=== 抜粋 ===

ロタワクチン(以下“ロタ”と省略。当院では通常 1価のロタリックス®を使用。)
(特に希望がある場合や、以前5価のワクチンを投与されている場合は5価を使用。使用法は下記とは異なる。)

  • 経口の生ワクチン。
  • 生後6週0日~14週6日で1回目を投与。その後4週以上の間をあけて、かつ生後24週0日(生後168日目)までに2回目を投与(1価の場合)。
  • ロタワクチン接種後、他のワクチンを接種する場合の制限はなく、同日からでも接種できる。
  • 腸重積の既往がある場合や先天的な腸の病気がある人は接種不可。血便の既往がある場合や血縁者に免疫不全の患者がいる場合は医師と相談。
  • 定期接種(公費負担)。

解説

ロタウイルス感染症

ロタウイルスは、消化管に感染し、胃腸炎を起こします。他にもノロ・アデノ・アストロ・エンテロなど、胃腸炎を起こすウイルスは多数ありますが、それらにも増して、ロタはひどい脱水を起こします。

特に発展途上国ではロタウイルス感染症で多数の命が失われます。

また、ロタウイルスは脳炎・脳症を起こしやすいウイルスで、日本ではインフルエンザ、突発性発疹に次いで、第三位です。

=== 提供データ ===

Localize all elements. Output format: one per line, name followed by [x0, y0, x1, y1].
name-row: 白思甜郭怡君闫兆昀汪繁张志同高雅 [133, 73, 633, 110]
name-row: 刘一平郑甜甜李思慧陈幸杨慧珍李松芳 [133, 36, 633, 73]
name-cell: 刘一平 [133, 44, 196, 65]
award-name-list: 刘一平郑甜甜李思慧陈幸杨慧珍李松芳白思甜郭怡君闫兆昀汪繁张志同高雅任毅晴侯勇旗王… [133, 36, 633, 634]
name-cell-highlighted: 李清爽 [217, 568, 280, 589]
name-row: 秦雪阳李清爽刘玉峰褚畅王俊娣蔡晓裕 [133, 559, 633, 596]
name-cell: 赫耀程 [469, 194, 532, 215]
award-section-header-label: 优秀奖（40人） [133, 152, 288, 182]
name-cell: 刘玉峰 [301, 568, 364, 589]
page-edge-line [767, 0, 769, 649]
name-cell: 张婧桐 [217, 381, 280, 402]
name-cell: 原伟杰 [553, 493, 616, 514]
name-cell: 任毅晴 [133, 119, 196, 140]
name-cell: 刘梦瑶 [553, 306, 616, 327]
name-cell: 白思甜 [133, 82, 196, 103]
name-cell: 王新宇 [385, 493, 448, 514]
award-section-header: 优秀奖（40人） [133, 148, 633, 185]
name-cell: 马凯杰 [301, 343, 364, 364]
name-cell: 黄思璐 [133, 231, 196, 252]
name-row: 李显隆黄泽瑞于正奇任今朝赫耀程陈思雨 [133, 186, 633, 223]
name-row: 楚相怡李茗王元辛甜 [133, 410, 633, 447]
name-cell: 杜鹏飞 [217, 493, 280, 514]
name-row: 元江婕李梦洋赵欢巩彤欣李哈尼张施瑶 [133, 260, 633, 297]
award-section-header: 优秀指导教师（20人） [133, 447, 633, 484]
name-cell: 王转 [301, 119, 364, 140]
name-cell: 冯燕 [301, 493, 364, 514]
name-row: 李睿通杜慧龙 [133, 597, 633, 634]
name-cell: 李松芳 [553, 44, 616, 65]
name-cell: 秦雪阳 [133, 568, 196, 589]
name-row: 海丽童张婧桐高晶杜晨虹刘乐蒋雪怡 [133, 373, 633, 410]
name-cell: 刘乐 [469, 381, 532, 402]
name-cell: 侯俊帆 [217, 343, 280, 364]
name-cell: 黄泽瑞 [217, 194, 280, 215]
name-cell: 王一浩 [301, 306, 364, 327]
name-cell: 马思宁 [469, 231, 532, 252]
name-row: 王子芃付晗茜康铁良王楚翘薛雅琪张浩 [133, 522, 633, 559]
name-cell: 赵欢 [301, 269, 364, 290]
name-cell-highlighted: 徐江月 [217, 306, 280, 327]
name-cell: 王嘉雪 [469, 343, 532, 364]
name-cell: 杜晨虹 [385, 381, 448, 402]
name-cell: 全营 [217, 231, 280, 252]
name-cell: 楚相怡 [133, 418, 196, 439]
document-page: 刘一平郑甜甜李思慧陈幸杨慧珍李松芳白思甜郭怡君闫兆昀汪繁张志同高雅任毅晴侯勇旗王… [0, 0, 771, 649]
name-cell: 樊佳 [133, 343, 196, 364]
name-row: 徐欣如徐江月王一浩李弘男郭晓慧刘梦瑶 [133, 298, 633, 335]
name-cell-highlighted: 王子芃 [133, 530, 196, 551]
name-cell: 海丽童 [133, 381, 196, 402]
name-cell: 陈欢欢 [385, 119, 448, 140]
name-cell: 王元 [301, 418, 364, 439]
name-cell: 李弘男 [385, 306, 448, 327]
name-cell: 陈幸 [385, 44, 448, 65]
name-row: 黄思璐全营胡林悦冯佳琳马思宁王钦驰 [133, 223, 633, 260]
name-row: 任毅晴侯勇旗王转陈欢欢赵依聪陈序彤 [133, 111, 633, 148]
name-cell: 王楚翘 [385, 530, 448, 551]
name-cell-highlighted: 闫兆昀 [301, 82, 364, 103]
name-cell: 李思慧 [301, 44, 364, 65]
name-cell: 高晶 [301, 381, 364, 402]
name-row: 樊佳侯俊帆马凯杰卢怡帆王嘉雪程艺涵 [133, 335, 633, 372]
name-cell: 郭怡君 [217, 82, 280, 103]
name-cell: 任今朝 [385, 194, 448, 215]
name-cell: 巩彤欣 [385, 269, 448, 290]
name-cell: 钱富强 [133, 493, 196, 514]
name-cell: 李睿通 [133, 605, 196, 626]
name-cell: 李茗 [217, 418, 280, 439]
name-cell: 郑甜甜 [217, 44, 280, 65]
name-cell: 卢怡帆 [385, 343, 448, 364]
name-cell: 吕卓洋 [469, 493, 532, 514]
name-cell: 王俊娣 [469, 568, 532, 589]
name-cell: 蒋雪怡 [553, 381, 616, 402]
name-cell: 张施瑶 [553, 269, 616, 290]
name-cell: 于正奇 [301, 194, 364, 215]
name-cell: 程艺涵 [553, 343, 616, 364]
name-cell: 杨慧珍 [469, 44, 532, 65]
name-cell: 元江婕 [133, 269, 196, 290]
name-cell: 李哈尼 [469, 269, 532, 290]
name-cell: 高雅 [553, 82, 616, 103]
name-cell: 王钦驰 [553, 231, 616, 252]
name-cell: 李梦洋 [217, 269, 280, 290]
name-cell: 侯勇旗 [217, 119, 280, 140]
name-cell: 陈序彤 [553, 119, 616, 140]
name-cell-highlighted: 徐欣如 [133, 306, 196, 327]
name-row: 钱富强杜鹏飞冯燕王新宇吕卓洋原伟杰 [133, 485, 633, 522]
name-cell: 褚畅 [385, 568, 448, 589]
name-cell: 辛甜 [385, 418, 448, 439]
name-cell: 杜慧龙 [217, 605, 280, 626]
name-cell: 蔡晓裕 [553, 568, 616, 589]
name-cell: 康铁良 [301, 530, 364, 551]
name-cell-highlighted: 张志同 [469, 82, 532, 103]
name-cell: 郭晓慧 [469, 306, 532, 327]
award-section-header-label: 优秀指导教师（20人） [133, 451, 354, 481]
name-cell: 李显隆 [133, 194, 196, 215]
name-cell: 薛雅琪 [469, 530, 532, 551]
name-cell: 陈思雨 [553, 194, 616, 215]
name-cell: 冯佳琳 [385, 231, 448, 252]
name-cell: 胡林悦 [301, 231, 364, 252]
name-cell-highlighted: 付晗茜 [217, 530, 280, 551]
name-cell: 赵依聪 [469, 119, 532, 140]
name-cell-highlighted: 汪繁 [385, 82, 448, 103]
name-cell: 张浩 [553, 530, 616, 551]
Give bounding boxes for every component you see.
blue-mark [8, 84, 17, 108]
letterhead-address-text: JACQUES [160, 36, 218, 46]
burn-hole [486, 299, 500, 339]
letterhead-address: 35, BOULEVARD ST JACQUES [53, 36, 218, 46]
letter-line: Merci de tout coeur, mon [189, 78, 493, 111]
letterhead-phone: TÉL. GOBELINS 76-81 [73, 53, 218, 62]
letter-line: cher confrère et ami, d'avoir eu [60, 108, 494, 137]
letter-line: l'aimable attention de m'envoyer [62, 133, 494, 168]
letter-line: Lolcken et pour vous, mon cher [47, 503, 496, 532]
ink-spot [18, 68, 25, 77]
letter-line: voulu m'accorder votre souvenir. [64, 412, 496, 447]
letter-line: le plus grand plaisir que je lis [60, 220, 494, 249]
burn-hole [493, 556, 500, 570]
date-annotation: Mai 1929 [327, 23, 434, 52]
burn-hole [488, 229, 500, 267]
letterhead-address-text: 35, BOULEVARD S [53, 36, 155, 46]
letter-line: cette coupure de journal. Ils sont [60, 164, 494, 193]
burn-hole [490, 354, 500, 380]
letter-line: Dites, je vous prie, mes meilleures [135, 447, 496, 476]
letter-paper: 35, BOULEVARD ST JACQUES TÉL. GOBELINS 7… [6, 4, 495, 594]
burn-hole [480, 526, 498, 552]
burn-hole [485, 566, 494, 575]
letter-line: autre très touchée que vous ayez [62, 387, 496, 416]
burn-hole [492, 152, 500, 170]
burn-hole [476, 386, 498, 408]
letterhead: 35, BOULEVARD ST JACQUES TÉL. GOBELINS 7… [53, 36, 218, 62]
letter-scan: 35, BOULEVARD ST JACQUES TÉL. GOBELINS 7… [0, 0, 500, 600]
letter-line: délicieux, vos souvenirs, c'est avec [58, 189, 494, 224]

===

▶ 課題内容: ロタワクチンの抜粋の「(特に希望がある場合や、以前」から「タはひどい脱水を起こします。」までを、「胃腸炎」を「急性胃腸炎」に変えて書き直してください。

▶ 解答:
(特に希望がある場合や、以前5価のワクチンを投与されている場合は5価を使用。使用法は下記とは異なる。)

  • 経口の生ワクチン。
  • 生後6週0日~14週6日で1回目を投与。その後4週以上の間をあけて、かつ生後24週0日(生後168日目)までに2回目を投与(1価の場合)。
  • ロタワクチン接種後、他のワクチンを接種する場合の制限はなく、同日からでも接種できる。
  • 腸重積の既往がある場合や先天的な腸の病気がある人は接種不可。血便の既往がある場合や血縁者に免疫不全の患者がいる場合は医師と相談。
  • 定期接種(公費負担)。

解説

ロタウイルス感染症

ロタウイルスは、消化管に感染し、急性胃腸炎を起こします。他にもノロ・アデノ・アストロ・エンテロなど、急性胃腸炎を起こすウイルスは多数ありますが、それらにも増して、ロタはひどい脱水を起こします。